• **What you are asked to do**
Would you retype all of these records exactly?

• **Data lines**
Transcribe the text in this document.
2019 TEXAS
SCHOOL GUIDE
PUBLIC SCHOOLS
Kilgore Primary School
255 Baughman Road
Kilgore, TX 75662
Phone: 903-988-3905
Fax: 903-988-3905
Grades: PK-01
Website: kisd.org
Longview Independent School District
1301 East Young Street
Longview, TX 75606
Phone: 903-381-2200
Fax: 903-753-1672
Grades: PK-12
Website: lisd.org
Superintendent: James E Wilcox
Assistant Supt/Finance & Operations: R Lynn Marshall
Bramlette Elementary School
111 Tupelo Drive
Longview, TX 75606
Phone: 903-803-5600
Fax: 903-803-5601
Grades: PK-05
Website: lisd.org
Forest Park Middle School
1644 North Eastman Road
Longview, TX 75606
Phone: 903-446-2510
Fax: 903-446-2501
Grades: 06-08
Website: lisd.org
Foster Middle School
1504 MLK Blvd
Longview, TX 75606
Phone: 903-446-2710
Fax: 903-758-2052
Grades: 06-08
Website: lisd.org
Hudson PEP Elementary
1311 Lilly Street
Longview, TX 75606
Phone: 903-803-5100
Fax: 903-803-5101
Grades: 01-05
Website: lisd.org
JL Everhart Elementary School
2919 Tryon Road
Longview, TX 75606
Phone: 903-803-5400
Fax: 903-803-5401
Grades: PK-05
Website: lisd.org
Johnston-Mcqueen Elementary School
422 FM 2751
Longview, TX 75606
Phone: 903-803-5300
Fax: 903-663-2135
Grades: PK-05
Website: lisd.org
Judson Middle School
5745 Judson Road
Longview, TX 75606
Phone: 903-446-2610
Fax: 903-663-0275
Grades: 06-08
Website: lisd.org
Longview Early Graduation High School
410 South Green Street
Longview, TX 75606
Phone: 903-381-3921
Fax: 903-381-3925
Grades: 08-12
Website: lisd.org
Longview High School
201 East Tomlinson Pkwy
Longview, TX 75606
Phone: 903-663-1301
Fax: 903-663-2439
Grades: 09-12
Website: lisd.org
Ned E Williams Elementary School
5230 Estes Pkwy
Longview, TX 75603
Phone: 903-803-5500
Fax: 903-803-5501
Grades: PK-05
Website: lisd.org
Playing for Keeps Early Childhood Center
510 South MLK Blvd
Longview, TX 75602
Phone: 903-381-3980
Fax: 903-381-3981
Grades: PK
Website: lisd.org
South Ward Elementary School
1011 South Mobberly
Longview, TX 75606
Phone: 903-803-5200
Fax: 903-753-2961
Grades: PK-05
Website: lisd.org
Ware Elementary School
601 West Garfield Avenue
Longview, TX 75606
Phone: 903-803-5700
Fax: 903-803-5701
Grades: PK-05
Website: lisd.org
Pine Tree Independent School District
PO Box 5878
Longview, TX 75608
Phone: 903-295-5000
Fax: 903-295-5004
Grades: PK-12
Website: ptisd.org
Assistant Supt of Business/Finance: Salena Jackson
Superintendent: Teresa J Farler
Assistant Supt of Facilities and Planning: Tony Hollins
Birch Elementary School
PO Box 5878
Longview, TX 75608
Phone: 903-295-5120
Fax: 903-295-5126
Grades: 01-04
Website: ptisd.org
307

• **Response for this exercise**
Transcribe the text in this document.
2019 TEXAS
SCHOOL GUIDE
PUBLIC SCHOOLS
Kilgore Primary School
255 Baughman Road
Kilgore, TX 75662
Phone: 903-988-3905
Fax: 903-988-3905
Grades: PK-01
Website: kisd.org
Longview Independent School District
1301 East Young Street
Longview, TX 75606
Phone: 903-381-2200
Fax: 903-753-1672
Grades: PK-12
Website: lisd.org
Superintendent: James E Wilcox
Assistant Supt/Finance & Operations: R Lynn Marshall
Bramlette Elementary School
111 Tupelo Drive
Longview, TX 75606
Phone: 903-803-5600
Fax: 903-803-5601
Grades: PK-05
Website: lisd.org
Forest Park Middle School
1644 North Eastman Road
Longview, TX 75606
Phone: 903-446-2510
Fax: 903-446-2501
Grades: 06-08
Website: lisd.org
Foster Middle School
1504 MLK Blvd
Longview, TX 75606
Phone: 903-446-2710
Fax: 903-758-2052
Grades: 06-08
Website: lisd.org
Hudson PEP Elementary
1311 Lilly Street
Longview, TX 75606
Phone: 903-803-5100
Fax: 903-803-5101
Grades: 01-05
Website: lisd.org
JL Everhart Elementary School
2919 Tryon Road
Longview, TX 75606
Phone: 903-803-5400
Fax: 903-803-5401
Grades: PK-05
Website: lisd.org
Johnston-Mcqueen Elementary School
422 FM 2751
Longview, TX 75606
Phone: 903-803-5300
Fax: 903-663-2135
Grades: PK-05
Website: lisd.org
Judson Middle School
5745 Judson Road
Longview, TX 75606
Phone: 903-446-2610
Fax: 903-663-0275
Grades: 06-08
Website: lisd.org
Longview Early Graduation High School
410 South Green Street
Longview, TX 75606
Phone: 903-381-3921
Fax: 903-381-3925
Grades: 08-12
Website: lisd.org
Longview High School
201 East Tomlinson Pkwy
Longview, TX 75606
Phone: 903-663-1301
Fax: 903-663-2439
Grades: 09-12
Website: lisd.org
Ned E Williams Elementary School
5230 Estes Pkwy
Longview, TX 75603
Phone: 903-803-5500
Fax: 903-803-5501
Grades: PK-05
Website: lisd.org
Playing for Keeps Early Childhood Center
510 South MLK Blvd
Longview, TX 75602
Phone: 903-381-3980
Fax: 903-381-3981
Grades: PK
Website: lisd.org
South Ward Elementary School
1011 South Mobberly
Longview, TX 75606
Phone: 903-803-5200
Fax: 903-753-2961
Grades: PK-05
Website: lisd.org
Ware Elementary School
601 West Garfield Avenue
Longview, TX 75606
Phone: 903-803-5700
Fax: 903-803-5701
Grades: PK-05
Website: lisd.org
Pine Tree Independent School District
PO Box 5878
Longview, TX 75608
Phone: 903-295-5000
Fax: 903-295-5004
Grades: PK-12
Website: ptisd.org
Assistant Supt of Business/Finance: Salena Jackson
Superintendent: Teresa J Farler
Assistant Supt of Facilities and Planning: Tony Hollins
Birch Elementary School
PO Box 5878
Longview, TX 75608
Phone: 903-295-5120
Fax: 903-295-5126
Grades: 01-04
Website: ptisd.org
307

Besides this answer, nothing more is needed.